══ Dataset rows

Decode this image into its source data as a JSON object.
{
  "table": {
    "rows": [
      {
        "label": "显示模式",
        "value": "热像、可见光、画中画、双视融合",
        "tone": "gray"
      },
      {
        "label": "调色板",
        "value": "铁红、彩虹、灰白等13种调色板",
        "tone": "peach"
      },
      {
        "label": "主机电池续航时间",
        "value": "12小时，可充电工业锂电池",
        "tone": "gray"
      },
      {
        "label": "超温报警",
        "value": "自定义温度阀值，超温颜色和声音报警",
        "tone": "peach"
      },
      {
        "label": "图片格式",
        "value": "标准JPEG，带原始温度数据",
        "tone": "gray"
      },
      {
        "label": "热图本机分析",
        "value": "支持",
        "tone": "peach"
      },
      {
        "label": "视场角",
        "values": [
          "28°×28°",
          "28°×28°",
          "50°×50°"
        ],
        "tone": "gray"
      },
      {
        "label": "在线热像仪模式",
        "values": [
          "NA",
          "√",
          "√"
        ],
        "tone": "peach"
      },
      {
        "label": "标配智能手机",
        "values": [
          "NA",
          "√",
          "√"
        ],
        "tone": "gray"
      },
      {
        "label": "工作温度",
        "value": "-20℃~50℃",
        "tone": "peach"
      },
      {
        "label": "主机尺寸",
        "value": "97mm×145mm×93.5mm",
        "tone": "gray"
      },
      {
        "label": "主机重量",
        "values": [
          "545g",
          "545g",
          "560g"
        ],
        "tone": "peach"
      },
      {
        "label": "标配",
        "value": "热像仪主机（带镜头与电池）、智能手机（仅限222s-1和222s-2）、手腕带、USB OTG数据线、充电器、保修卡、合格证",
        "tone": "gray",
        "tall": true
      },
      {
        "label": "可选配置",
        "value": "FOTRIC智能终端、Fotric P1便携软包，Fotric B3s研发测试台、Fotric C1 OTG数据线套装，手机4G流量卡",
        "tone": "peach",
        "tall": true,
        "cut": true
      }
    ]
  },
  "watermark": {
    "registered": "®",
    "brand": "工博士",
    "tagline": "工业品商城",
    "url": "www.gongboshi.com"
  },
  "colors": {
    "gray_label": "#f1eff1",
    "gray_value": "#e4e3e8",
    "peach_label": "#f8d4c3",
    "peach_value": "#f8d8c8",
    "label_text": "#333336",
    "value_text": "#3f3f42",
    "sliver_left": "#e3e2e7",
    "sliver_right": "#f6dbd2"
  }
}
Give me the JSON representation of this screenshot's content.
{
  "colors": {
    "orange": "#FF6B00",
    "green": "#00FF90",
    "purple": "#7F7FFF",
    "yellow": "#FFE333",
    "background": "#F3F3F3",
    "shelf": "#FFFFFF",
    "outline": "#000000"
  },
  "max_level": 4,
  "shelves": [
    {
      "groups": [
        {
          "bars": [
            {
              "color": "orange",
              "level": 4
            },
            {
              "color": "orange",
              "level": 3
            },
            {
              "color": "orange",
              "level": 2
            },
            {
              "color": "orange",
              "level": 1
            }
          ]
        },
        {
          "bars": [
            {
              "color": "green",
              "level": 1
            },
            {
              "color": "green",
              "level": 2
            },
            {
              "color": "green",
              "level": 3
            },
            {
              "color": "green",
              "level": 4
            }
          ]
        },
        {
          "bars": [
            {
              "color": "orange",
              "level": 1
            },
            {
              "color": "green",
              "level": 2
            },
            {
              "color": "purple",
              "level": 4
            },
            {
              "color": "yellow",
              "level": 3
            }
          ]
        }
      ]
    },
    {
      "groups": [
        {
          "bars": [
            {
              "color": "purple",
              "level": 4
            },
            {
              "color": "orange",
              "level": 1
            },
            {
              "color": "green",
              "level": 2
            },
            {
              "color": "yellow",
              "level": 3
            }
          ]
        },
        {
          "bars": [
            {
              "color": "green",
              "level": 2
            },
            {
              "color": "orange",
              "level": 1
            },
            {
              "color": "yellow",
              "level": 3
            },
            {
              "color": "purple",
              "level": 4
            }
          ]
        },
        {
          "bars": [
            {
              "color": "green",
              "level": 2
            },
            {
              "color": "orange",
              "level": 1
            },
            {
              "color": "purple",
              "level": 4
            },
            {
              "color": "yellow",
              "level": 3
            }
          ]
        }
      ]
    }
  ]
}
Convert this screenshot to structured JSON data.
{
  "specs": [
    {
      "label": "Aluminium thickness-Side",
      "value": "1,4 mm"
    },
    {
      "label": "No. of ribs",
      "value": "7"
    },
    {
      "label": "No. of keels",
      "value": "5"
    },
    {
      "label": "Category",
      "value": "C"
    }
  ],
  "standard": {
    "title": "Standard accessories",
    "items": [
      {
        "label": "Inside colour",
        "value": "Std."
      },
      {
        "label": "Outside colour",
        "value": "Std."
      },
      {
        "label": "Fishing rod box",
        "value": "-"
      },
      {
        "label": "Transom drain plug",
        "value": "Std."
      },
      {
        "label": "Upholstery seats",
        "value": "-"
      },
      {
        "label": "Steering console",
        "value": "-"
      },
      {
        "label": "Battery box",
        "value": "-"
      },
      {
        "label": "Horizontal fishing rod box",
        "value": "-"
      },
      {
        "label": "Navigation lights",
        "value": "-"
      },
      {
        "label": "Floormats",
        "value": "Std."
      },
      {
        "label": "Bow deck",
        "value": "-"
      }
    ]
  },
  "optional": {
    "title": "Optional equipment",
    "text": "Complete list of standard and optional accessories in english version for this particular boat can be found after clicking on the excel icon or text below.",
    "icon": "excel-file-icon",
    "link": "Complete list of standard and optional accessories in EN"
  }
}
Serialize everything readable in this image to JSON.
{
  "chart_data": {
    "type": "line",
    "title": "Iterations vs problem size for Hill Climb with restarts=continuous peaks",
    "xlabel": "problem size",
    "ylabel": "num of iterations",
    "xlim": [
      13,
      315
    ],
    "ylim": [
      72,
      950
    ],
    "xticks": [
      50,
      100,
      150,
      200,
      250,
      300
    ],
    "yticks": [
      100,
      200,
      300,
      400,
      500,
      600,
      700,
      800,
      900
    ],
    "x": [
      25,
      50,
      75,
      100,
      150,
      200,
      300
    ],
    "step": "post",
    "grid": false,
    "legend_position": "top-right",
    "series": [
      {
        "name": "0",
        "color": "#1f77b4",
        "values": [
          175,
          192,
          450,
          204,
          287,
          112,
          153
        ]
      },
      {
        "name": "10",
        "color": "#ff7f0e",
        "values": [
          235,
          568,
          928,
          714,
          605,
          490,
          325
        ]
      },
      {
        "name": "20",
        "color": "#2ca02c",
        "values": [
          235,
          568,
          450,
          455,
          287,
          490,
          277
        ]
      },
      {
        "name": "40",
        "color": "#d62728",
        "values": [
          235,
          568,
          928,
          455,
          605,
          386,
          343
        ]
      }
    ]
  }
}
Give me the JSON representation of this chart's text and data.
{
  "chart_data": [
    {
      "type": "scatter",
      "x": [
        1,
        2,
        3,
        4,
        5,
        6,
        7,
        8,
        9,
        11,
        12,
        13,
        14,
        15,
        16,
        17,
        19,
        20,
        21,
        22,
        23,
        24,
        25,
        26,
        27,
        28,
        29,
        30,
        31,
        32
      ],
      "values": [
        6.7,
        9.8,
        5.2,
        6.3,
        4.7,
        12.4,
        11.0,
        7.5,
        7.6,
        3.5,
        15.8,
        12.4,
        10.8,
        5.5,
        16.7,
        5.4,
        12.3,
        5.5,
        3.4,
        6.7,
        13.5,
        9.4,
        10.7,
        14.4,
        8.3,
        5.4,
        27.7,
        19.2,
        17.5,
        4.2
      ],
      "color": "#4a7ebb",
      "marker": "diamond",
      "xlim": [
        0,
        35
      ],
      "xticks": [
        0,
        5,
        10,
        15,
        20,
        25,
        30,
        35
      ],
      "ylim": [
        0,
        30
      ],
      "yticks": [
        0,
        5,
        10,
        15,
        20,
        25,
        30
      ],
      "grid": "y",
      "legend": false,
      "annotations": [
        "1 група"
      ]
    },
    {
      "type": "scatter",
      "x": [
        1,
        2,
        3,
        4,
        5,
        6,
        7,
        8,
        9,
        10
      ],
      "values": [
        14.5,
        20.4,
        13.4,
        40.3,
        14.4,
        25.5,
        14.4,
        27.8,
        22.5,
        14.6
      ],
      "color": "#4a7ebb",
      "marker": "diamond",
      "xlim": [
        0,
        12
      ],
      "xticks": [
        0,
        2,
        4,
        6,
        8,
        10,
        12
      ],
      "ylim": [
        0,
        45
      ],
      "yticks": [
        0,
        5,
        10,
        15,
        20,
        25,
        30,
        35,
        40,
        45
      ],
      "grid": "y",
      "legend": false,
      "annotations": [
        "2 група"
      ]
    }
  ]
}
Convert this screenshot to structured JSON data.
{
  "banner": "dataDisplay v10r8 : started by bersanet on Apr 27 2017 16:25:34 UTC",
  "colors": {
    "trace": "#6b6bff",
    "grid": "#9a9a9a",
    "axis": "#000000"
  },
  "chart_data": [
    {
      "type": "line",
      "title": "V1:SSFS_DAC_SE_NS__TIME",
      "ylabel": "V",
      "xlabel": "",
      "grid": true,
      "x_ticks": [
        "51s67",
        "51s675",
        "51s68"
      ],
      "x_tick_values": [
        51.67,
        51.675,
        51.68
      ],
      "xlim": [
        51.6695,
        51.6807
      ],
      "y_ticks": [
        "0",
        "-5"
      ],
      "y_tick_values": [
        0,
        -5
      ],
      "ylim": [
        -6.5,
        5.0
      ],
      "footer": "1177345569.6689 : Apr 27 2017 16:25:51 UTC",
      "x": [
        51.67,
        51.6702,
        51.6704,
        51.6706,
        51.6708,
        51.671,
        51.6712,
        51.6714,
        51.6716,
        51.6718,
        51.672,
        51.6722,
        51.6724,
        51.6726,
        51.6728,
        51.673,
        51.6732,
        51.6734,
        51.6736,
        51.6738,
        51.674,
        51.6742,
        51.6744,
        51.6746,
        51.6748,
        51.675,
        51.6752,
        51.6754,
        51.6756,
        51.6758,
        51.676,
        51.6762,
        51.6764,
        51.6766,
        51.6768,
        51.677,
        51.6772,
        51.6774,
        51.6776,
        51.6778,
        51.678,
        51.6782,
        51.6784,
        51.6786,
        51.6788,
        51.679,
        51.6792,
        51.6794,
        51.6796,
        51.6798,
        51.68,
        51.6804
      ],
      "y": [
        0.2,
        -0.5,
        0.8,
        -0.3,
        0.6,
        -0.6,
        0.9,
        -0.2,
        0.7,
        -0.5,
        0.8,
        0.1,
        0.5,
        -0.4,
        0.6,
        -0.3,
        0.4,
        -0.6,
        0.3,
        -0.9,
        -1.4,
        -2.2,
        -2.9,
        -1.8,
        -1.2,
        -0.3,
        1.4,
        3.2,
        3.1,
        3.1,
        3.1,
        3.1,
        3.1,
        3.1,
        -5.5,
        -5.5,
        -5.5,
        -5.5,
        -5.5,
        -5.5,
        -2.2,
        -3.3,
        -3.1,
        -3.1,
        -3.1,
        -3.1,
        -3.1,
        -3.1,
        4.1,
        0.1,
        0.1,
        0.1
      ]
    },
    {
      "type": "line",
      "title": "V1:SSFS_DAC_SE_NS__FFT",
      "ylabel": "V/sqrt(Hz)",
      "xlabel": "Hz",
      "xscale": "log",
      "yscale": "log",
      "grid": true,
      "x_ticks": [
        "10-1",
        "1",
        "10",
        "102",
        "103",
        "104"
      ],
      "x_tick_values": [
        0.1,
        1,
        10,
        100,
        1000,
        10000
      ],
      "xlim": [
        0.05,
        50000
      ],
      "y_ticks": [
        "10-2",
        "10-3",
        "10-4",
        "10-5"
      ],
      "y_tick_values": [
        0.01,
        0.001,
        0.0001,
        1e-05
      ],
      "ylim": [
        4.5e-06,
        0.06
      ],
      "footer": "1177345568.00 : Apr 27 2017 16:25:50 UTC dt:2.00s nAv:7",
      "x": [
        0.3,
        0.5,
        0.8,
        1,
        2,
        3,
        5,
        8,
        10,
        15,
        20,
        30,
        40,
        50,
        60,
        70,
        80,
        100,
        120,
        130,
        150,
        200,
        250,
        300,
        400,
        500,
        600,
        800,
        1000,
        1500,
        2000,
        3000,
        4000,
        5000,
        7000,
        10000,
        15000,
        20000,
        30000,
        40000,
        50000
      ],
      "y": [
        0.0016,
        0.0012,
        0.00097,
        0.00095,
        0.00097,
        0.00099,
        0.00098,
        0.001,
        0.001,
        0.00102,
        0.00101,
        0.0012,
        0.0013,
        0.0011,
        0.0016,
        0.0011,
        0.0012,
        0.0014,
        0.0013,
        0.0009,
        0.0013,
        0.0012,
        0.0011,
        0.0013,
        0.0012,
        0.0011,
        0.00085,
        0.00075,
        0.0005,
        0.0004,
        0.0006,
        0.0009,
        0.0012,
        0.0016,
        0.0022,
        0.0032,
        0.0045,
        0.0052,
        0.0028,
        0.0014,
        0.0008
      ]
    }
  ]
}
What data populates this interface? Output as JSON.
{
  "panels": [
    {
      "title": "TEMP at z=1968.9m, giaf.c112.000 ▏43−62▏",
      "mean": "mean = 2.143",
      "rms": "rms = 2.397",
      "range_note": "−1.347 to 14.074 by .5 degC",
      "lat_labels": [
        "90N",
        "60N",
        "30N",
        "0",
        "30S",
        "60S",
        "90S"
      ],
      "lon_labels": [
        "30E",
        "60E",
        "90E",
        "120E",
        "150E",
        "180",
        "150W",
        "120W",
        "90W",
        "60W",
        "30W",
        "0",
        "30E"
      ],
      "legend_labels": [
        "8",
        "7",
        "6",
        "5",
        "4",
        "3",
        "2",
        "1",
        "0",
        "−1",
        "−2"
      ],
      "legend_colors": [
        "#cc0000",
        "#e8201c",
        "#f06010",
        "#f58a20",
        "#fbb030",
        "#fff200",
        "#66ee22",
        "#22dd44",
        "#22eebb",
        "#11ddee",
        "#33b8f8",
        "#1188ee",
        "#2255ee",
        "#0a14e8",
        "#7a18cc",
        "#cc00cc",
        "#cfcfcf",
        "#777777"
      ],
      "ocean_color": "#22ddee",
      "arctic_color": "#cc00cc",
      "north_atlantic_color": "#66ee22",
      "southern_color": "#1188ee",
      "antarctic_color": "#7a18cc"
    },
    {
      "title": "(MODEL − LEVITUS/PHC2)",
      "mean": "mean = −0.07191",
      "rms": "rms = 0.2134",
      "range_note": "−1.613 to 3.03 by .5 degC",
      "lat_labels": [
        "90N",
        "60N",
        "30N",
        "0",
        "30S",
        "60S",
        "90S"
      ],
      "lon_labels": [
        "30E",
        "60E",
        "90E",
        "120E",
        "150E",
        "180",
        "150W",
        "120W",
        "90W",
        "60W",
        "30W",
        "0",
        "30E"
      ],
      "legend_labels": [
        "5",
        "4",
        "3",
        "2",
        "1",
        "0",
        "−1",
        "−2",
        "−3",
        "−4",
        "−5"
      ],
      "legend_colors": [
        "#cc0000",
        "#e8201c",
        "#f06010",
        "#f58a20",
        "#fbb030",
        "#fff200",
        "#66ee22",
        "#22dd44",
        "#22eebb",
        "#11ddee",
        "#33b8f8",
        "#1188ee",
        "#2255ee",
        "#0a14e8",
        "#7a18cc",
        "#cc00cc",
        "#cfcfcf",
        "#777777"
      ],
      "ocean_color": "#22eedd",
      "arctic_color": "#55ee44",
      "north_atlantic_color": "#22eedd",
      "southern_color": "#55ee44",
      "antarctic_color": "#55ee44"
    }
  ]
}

════

_Work to do_. Go through the listing above line by line and say how many lines hold the word "title". Reply with that number only.

_Result of this task_. 7